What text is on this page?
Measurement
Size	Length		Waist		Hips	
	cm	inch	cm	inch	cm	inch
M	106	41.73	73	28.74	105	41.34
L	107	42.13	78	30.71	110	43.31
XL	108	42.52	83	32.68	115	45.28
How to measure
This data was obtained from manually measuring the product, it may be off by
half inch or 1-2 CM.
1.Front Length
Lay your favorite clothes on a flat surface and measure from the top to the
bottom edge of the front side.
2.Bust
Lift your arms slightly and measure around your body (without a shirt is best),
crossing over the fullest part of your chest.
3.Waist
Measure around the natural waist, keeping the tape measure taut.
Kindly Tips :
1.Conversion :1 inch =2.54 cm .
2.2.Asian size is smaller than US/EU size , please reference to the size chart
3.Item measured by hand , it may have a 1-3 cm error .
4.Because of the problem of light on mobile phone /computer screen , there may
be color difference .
# # # #
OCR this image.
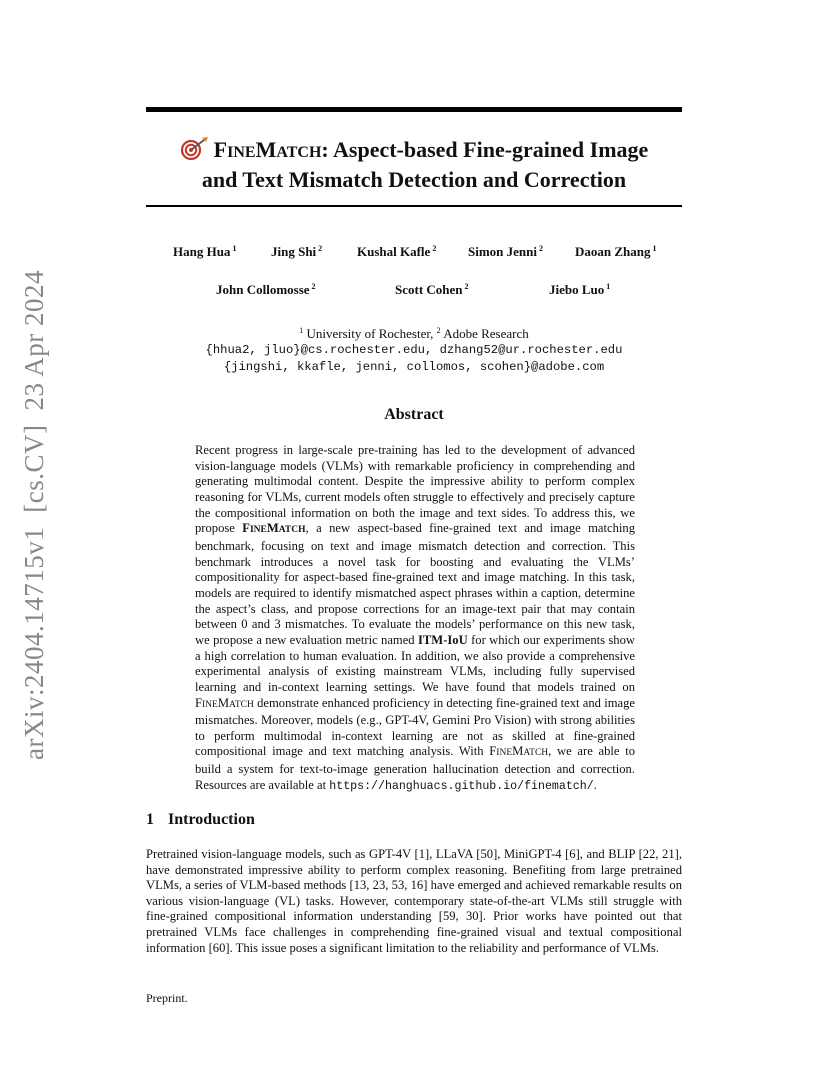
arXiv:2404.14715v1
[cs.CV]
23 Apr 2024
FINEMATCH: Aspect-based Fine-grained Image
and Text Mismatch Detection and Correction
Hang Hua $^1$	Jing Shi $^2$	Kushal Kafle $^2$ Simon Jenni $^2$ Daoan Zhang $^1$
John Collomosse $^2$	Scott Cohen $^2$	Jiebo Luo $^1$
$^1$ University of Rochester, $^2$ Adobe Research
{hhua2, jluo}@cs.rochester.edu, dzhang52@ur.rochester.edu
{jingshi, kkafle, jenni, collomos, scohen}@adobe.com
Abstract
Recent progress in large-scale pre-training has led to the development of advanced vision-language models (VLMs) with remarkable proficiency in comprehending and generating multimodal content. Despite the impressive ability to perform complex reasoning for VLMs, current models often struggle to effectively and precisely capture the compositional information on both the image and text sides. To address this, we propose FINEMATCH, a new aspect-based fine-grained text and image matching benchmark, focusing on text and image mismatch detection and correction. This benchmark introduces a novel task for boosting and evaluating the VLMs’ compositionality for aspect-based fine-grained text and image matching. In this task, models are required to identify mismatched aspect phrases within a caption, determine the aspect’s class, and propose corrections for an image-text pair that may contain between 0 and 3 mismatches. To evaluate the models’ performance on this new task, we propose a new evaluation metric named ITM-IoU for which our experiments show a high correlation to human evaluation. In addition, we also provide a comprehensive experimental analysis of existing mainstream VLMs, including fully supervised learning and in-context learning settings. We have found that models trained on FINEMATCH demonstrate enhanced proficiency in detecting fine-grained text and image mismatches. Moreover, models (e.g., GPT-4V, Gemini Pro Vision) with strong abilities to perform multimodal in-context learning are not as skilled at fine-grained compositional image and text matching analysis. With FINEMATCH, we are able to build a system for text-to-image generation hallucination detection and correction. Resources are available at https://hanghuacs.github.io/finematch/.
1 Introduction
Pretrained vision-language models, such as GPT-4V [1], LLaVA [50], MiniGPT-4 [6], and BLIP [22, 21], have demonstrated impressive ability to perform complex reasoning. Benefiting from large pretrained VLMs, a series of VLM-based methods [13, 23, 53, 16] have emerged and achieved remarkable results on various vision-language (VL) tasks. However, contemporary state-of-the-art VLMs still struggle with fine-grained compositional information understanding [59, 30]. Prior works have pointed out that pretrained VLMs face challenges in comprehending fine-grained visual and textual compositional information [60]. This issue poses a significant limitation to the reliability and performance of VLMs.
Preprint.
# # # #
> _Exercise prompt_: Pick each line holding the word "Length" out of the data and copy it.

> _Solution to the exercise_:
Size	Length		Waist		Hips	
1.Front Length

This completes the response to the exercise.